> [EXTRACTED TEXT]
9:06 am on Jun 2, 2003 (gmt 0)

10+ Year Member



I recently read on
www.searchengineworld.com
that Googlebot reads only first 120KB of each page it visits.
Is this true? If I have, say, some KB-heavy images on the top of my page, will they count?

takagi

10:21 am on Jun 2, 2003 (gmt 0)

WebmasterWorld Senior Member 10+ Year Member



The limit is not 120KB but 101KB (unless they recently changed it). For a PDF the limit could be slightly higher. It is however not the total of all the bytes needed to display your page, it's just the HTML file. Usually the images are not embedded, so they are not part of the HTML file.

pawel

2:36 pm on Jun 2, 2003 (gmt 0)

10+ Year Member



Thanks.
What about JavaScript? You wrote that only .html file is examined - does that mean I should put all scripts in separate .js files?

takagi

2:56 pm on Jun 2, 2003 (gmt 0)

WebmasterWorld Senior Member 10+ Year Member



Google supports not only HTML but also a lot of other file types [google.com] (see also Does G index .txt files? [webmasterworld.com] thread). However, JavaScript files are not indexed. So if your HTML file is longer then 101KB due to the JavaScript in your this file, put the JavaScript in a different '.js' file(s).

Especially if you have quite a lot of common functions used in several pages on your site, put these functions in a separate '.js' file. This will decrease download time for the user, save bandwith for your site, and make it easier to maintain the code. In rare cases, SEs have problems finding the begin/end of your JavaScript and therefore index the code or miss text & links. That won't occur with the JavaScript in an include file.

lorax

4:00 pm on Jun 2, 2003 (gmt 0)

WebmasterWorld Senior Member 10+ Year Member Top Contributors Of The Month



At Pubcon, we were told by the Google rep that Google is working hard to enable the bots to follow a URI even if it's wrapped in JS.

That suggests to me that the bots will parse through javascript. Will it be counted as part of the 101KB? I would think so.

takagi

4:39 pm on Jun 2, 2003 (gmt 0)

WebmasterWorld Senior Member 10+ Year Member



I wasn't there, but at this forum I could read that Google wants to do more with the JavaScript. It would surprise me if pages that now include '.js' files and are now just below the 101KB limit, would not be completely indexed once Google starts to process include files.

> [TASK 1] Write out the part of the forum thread that begins at the words "That suggests to" and stops after the words "4:39 pm on Jun 2, 2003 (gmt 0)".
> [TASK 2]
Answer these questions from the forum thread:
(a) What size limit does takagi give for how much of a page Googlebot reads?
(b) At what event was a Google rep said to describe work on following a URI wrapped in JS?
(c) On which website did the first poster read about the 120KB claim?

[Page layout parsing data]
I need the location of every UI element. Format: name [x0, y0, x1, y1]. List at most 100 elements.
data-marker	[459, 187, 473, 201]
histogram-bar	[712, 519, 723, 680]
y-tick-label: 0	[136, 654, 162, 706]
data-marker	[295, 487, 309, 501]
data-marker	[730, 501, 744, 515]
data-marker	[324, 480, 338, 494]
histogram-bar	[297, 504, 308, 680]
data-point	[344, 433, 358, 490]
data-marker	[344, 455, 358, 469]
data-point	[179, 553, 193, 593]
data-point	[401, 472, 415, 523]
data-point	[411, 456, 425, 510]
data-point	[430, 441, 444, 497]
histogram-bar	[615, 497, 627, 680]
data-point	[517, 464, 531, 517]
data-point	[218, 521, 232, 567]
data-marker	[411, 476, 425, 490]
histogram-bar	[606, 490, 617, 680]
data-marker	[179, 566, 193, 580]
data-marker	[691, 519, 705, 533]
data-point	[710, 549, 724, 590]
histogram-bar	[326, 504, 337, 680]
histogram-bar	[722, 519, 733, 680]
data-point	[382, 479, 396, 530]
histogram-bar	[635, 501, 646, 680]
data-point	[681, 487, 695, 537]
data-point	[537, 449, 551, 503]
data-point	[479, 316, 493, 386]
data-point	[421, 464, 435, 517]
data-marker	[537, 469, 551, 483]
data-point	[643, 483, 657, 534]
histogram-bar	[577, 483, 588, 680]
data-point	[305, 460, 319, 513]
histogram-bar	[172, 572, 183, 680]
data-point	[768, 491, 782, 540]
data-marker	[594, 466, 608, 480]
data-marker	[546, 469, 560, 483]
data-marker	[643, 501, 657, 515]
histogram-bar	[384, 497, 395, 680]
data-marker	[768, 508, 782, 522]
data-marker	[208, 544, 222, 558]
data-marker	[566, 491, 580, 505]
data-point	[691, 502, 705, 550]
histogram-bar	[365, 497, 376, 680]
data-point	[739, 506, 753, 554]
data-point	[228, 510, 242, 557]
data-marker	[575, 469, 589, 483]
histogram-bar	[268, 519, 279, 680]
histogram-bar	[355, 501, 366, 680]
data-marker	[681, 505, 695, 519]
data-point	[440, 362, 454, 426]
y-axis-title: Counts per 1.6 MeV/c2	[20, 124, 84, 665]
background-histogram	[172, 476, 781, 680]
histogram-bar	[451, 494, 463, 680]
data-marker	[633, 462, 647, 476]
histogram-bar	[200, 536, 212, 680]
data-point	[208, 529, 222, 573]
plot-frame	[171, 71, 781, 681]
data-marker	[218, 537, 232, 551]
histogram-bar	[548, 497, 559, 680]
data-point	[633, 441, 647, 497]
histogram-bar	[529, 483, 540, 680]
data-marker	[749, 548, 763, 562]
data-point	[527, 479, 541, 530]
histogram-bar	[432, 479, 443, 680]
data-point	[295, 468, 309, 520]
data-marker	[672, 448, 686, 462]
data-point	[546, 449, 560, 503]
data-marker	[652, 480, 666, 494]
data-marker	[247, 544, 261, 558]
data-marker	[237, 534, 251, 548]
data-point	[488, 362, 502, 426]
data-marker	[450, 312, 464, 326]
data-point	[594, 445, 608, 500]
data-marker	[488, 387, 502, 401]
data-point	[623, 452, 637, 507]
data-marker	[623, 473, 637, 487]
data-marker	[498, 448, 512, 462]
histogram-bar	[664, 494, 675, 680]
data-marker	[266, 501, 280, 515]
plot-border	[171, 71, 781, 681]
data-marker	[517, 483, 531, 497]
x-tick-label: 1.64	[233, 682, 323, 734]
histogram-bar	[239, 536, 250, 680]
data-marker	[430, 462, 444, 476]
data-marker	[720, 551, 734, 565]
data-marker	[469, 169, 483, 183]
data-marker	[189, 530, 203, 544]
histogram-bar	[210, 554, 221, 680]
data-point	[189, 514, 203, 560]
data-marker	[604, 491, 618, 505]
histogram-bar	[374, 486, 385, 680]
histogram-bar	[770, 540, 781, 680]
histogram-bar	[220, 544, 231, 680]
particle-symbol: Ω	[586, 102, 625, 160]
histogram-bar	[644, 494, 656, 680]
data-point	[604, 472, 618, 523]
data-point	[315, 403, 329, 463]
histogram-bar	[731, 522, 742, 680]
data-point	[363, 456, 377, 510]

> [OUTPUT 1]
That suggests to me that the bots will parse through javascript. Will it be counted as part of the 101KB? I would think so.

takagi

4:39 pm on Jun 2, 2003 (gmt 0)

> [OUTPUT 2]
(a) 101KB
(b) Pubcon
(c) www.searchengineworld.com